## Direction
In your copy, reproduce the entries exactly as they are, minus the images.

::: Working data

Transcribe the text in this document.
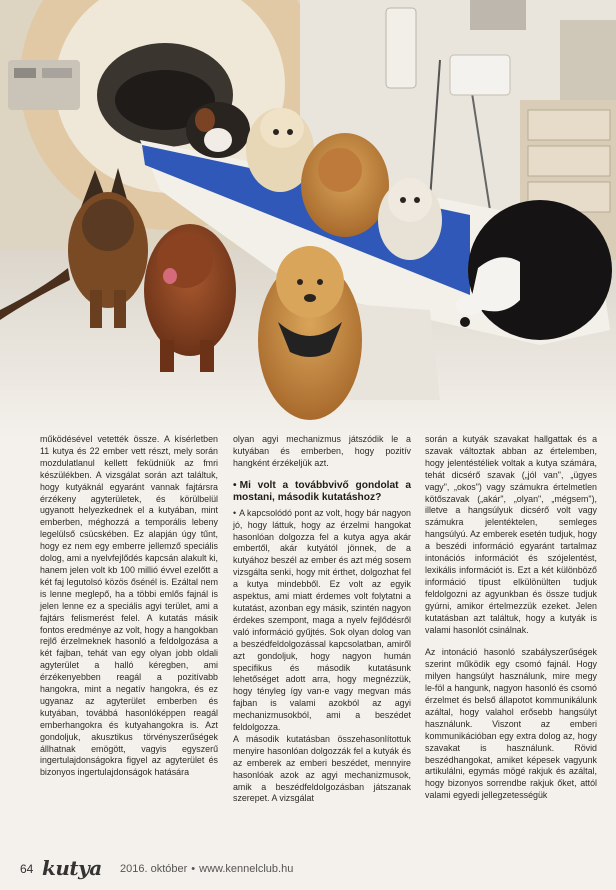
működésével vetették össze. A kísérletben 11 kutya és 22 ember vett részt, mely során mozdulatlanul kellett feküdniük az fmri készülékben. A vizsgálat során azt találtuk, hogy kutyáknál egyaránt vannak fajtársra érzékeny agyterületek, és körülbelül ugyanott helyezkednek el a kutyában, mint emberben, méghozzá a temporális lebeny legelülső csücskében. Ez alapján úgy tűnt, hogy ez nem egy emberre jellemző speciális dolog, ami a nyelvfejlődés kapcsán alakult ki, hanem jelen volt kb 100 millió évvel ezelőtt a két faj legutolsó közös ősénél is. Ezáltal nem is lenne meglepő, ha a többi emlős fajnál is jelen lenne ez a speciális agyi terület, ami a fajtárs felismerést felel. A kutatás másik fontos eredménye az volt, hogy a hangokban rejlő érzelmeknek hasonló a feldolgozása a két fajban, tehát van egy olyan jobb oldali agyterület a halló kéregben, ami érzékenyebben reagál a pozitívabb hangokra, mint a negatív hangokra, és ez ugyanaz az agyterület emberben és kutyában, továbbá hasonlóképpen reagál emberhangokra és kutyahangokra is. Azt gondoljuk, akusztikus törvényszerűségek állhatnak emögött, vagyis egyszerű ingertulajdonságokra figyel az agyterület és bizonyos ingertulajdonságok hatására

olyan agyi mechanizmus játszódik le a kutyában és emberben, hogy pozitív hangként érzékeljük azt.

• Mi volt a továbbvivő gondolat a mostani, második kutatáshoz?

• A kapcsolódó pont az volt, hogy bár nagyon jó, hogy láttuk, hogy az érzelmi hangokat hasonlóan dolgozza fel a kutya agya akár embertől, akár kutyától jönnek, de a kutyához beszél az ember és azt még sosem vizsgálta senki, hogy mit érthet, dolgozhat fel a kutya mindebből. Ez volt az egyik aspektus, ami miatt érdemes volt folytatni a kutatást, azonban egy másik, szintén nagyon érdekes szempont, maga a nyelv fejlődésről való információ gyűjtés. Sok olyan dolog van a beszédfeldolgozással kapcsolatban, amiről azt gondoljuk, hogy nagyon humán specifikus és második kutatásunk lehetőséget adott arra, hogy megnézzük, hogy tényleg így van-e vagy megvan más fajban is valami azokból az agyi mechanizmusokból, ami a beszédet feldolgozza.

A második kutatásban összehasonlítottuk menyire hasonlóan dolgozzák fel a kutyák és az emberek az emberi beszédet, mennyire hasonlóak azok az agyi mechanizmusok, amik a beszédfeldolgozásban játszanak szerepet. A vizsgálat

során a kutyák szavakat hallgattak és a szavak változtak abban az értelemben, hogy jelentéstéliek voltak a kutya számára, tehát dicsérő szavak („jól van", „ügyes vagy", „okos") vagy számukra értelmetlen kötőszavak („akár", „olyan", „mégsem"), illetve a hangsúlyuk dicsérő volt vagy számukra jelentéktelen, semleges hangsúlyú. Az emberek esetén tudjuk, hogy a beszédi információ egyaránt tartalmaz intonációs információt és szójelentést, lexikális információt is. Ezt a két különböző információ típust elkülönülten tudjuk feldolgozni az agyunkban és össze tudjuk gyúrni, amikor értelmezzük ezeket. Jelen kutatásban azt találtuk, hogy a kutyák is valami hasonlót csinálnak.

Az intonáció hasonló szabályszerűségek szerint működik egy csomó fajnál. Hogy milyen hangsúlyt használunk, mire megy le-föl a hangunk, nagyon hasonló és csomó érzelmet és belső állapotot kommunikálunk azáltal, hogy valahol erősebb hangsúlyt használunk. Viszont az emberi kommunikációban egy extra dolog az, hogy szavakat is használunk. Rövid beszédhangokat, amiket képesek vagyunk artikulálni, egymás mögé rakjuk és azáltal, hogy bizonyos sorrendbe rakjuk őket, attól valami egyedi jellegzetességük

64 kutya 2016. október • www.kennelclub.hu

::::::

## Written answer
Transcribe the text in this document.
működésével vetették össze. A kísérletben 11 kutya és 22 ember vett részt, mely során mozdulatlanul kellett feküdniük az fmri készülékben. A vizsgálat során azt találtuk, hogy kutyáknál egyaránt vannak fajtársra érzékeny agyterületek, és körülbelül ugyanott helyezkednek el a kutyában, mint emberben, méghozzá a temporális lebeny legelülső csücskében. Ez alapján úgy tűnt, hogy ez nem egy emberre jellemző speciális dolog, ami a nyelvfejlődés kapcsán alakult ki, hanem jelen volt kb 100 millió évvel ezelőtt a két faj legutolsó közös ősénél is. Ezáltal nem is lenne meglepő, ha a többi emlős fajnál is jelen lenne ez a speciális agyi terület, ami a fajtárs felismerést felel. A kutatás másik fontos eredménye az volt, hogy a hangokban rejlő érzelmeknek hasonló a feldolgozása a két fajban, tehát van egy olyan jobb oldali agyterület a halló kéregben, ami érzékenyebben reagál a pozitívabb hangokra, mint a negatív hangokra, és ez ugyanaz az agyterület emberben és kutyában, továbbá hasonlóképpen reagál emberhangokra és kutyahangokra is. Azt gondoljuk, akusztikus törvényszerűségek állhatnak emögött, vagyis egyszerű ingertulajdonságokra figyel az agyterület és bizonyos ingertulajdonságok hatására

olyan agyi mechanizmus játszódik le a kutyában és emberben, hogy pozitív hangként érzékeljük azt.

• Mi volt a továbbvivő gondolat a mostani, második kutatáshoz?

• A kapcsolódó pont az volt, hogy bár nagyon jó, hogy láttuk, hogy az érzelmi hangokat hasonlóan dolgozza fel a kutya agya akár embertől, akár kutyától jönnek, de a kutyához beszél az ember és azt még sosem vizsgálta senki, hogy mit érthet, dolgozhat fel a kutya mindebből. Ez volt az egyik aspektus, ami miatt érdemes volt folytatni a kutatást, azonban egy másik, szintén nagyon érdekes szempont, maga a nyelv fejlődésről való információ gyűjtés. Sok olyan dolog van a beszédfeldolgozással kapcsolatban, amiről azt gondoljuk, hogy nagyon humán specifikus és második kutatásunk lehetőséget adott arra, hogy megnézzük, hogy tényleg így van-e vagy megvan más fajban is valami azokból az agyi mechanizmusokból, ami a beszédet feldolgozza.

A második kutatásban összehasonlítottuk menyire hasonlóan dolgozzák fel a kutyák és az emberek az emberi beszédet, mennyire hasonlóak azok az agyi mechanizmusok, amik a beszédfeldolgozásban játszanak szerepet. A vizsgálat

során a kutyák szavakat hallgattak és a szavak változtak abban az értelemben, hogy jelentéstéliek voltak a kutya számára, tehát dicsérő szavak („jól van", „ügyes vagy", „okos") vagy számukra értelmetlen kötőszavak („akár", „olyan", „mégsem"), illetve a hangsúlyuk dicsérő volt vagy számukra jelentéktelen, semleges hangsúlyú. Az emberek esetén tudjuk, hogy a beszédi információ egyaránt tartalmaz intonációs információt és szójelentést, lexikális információt is. Ezt a két különböző információ típust elkülönülten tudjuk feldolgozni az agyunkban és össze tudjuk gyúrni, amikor értelmezzük ezeket. Jelen kutatásban azt találtuk, hogy a kutyák is valami hasonlót csinálnak.

Az intonáció hasonló szabályszerűségek szerint működik egy csomó fajnál. Hogy milyen hangsúlyt használunk, mire megy le-föl a hangunk, nagyon hasonló és csomó érzelmet és belső állapotot kommunikálunk azáltal, hogy valahol erősebb hangsúlyt használunk. Viszont az emberi kommunikációban egy extra dolog az, hogy szavakat is használunk. Rövid beszédhangokat, amiket képesek vagyunk artikulálni, egymás mögé rakjuk és azáltal, hogy bizonyos sorrendbe rakjuk őket, attól valami egyedi jellegzetességük

64 kutya 2016. október • www.kennelclub.hu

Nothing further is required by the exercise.